*EXTRACT PROVIDED*:
────────

= CAS parameters =

The CAS (concentration, asymmetry, smoothness) parameters are a tool originally developed in astronomy to characterize the shapes and images of objects with some central concentration. Each parameter is a single number which represents some aspect of the structure of the object under study. These parameters were originally developed by astronomers to quantify the light distribution of galaxies, as a way to avoid having to use visual estimates of galaxy morphological classification. They have also been used in biological imaging, and other areas of imaging analysis. Each parameter is measured in a well defined way and within a well defined radius.

== Asymmetry (A) ==
The asymmetry index is a measure of how symmetric an object is. It is defined by rotating and subtracting an image by 180 deg from its center. This parameter has been used in astronomy to determine galaxy mergers and its history. The asymmetry is a measure of skewness in terms of the 2-dimensional distribution of light.

────────

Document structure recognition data
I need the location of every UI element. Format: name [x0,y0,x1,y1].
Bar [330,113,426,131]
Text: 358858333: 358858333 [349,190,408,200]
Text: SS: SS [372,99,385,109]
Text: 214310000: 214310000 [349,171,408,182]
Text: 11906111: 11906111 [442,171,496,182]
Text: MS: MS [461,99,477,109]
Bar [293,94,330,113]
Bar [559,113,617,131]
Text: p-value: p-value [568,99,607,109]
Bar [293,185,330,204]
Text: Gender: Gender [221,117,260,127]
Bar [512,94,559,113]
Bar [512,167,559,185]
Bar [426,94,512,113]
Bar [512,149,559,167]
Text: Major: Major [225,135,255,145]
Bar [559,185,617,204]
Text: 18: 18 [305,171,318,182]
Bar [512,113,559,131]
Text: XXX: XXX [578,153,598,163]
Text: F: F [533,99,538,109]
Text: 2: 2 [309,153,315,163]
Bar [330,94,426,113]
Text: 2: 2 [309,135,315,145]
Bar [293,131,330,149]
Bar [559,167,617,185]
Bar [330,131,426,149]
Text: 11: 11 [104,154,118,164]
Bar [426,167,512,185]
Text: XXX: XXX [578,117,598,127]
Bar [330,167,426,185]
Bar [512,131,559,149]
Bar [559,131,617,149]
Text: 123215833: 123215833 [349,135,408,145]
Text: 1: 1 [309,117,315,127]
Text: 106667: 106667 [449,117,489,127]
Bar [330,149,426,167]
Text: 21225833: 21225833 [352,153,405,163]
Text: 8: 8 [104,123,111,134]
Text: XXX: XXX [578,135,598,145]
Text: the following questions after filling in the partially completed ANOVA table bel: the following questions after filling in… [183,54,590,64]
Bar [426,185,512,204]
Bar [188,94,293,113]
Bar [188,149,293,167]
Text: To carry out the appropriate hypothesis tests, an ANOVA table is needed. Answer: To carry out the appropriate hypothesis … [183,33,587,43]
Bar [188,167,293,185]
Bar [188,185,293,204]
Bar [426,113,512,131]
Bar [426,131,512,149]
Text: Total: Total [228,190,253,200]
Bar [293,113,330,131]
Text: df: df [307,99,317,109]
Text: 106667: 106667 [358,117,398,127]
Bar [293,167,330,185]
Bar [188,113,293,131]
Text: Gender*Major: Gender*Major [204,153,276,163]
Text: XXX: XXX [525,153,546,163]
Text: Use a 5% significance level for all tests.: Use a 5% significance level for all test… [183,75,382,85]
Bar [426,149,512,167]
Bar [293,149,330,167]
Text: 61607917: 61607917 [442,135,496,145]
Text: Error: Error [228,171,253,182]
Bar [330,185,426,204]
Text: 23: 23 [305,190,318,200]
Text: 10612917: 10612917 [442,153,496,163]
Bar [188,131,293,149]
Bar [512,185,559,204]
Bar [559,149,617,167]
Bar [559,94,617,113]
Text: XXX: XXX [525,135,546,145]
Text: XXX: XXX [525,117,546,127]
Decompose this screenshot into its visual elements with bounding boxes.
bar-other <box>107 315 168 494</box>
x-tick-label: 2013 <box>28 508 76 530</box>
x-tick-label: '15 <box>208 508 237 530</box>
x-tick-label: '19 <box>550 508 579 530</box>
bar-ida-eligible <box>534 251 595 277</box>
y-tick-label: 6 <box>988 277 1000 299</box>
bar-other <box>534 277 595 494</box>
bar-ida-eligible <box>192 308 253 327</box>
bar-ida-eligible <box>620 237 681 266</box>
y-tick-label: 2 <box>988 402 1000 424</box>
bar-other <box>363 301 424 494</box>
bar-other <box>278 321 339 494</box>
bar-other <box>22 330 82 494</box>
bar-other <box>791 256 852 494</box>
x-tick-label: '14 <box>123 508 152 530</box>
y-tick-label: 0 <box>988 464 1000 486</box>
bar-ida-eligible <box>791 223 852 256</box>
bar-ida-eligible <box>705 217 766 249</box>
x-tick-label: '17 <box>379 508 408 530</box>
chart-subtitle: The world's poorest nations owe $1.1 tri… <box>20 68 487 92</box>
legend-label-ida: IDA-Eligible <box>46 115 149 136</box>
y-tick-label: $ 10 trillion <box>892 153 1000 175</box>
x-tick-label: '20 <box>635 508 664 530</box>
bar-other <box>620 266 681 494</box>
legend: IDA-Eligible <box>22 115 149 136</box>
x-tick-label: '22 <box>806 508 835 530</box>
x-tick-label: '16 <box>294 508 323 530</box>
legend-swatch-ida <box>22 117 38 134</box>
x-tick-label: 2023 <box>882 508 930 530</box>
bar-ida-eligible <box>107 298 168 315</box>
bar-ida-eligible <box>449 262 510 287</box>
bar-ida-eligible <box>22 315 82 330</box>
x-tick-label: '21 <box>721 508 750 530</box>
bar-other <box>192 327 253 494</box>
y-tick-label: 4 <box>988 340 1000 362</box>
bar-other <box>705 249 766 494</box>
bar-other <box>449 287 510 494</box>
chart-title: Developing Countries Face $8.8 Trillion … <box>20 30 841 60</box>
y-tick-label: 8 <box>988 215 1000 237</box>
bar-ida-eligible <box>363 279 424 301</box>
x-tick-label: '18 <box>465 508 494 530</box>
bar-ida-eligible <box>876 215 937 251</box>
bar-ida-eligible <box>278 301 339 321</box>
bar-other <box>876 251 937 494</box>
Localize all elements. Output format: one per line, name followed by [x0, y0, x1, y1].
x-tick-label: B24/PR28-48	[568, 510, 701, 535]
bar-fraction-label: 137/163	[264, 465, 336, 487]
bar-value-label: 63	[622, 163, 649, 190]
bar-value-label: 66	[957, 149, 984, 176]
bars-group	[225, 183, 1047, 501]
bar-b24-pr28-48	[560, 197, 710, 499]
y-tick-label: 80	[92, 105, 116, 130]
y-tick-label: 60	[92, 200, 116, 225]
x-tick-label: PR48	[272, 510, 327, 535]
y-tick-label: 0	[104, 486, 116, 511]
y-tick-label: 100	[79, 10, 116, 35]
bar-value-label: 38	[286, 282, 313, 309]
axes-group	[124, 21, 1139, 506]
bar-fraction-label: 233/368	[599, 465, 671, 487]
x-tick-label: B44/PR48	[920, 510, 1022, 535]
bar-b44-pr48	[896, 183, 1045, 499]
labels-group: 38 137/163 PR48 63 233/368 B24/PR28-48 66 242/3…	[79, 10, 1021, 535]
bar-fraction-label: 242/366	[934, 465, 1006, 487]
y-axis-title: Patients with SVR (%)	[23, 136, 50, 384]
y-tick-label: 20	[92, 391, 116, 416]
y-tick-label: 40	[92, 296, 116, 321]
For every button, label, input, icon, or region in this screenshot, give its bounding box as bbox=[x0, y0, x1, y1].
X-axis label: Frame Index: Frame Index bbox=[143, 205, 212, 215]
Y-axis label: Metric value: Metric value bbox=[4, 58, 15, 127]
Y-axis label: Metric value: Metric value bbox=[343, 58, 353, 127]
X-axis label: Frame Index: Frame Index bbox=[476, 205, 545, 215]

────────

*PROBLEMS AND TASKS*:
(a) Please condense the paragraph of the article on CAS parameters that opens with "The CAS (concentration, asymmetry, smoothness) parameters" into a shorter version that keeps its main facts.
(b) Go on with the article on CAS parameters, starting after its last sentence.
These records were taken from a different source.

*ANSWERS PROVIDED*:
(a) The CAS (concentration, asymmetry, smoothness) parameters were developed in astronomy to characterize the shapes of centrally concentrated objects. Each is a single number describing one aspect of an object's structure, measured in a well-defined way within a well-defined radius. Astronomers created them to quantify galaxies' light distribution instead of relying on visual morphological classification. They have since been applied in biological imaging and other kinds of image analysis.

(b)
== Concentration (C) ==
The concentration index is used to measure how concentrated the light is within the object under study. It is an analog of the mean for a spatial distribution in two dimensions. It is usually measured at the radii of the image under studied which contains 80% and 20% of the light. Other methods are used, such as the fraction of light within set radii.

== Smoothness (S) ==
The smoothness (also called clumpiness) is a measure of the fraction of light in an object which is in small scale structures. It is an analog of the standard deviation for a 2-dimensional image. In astronomy galaxies which are elliptical have a low smoothness as there is little in the way of small scale structure within these types of galaxies.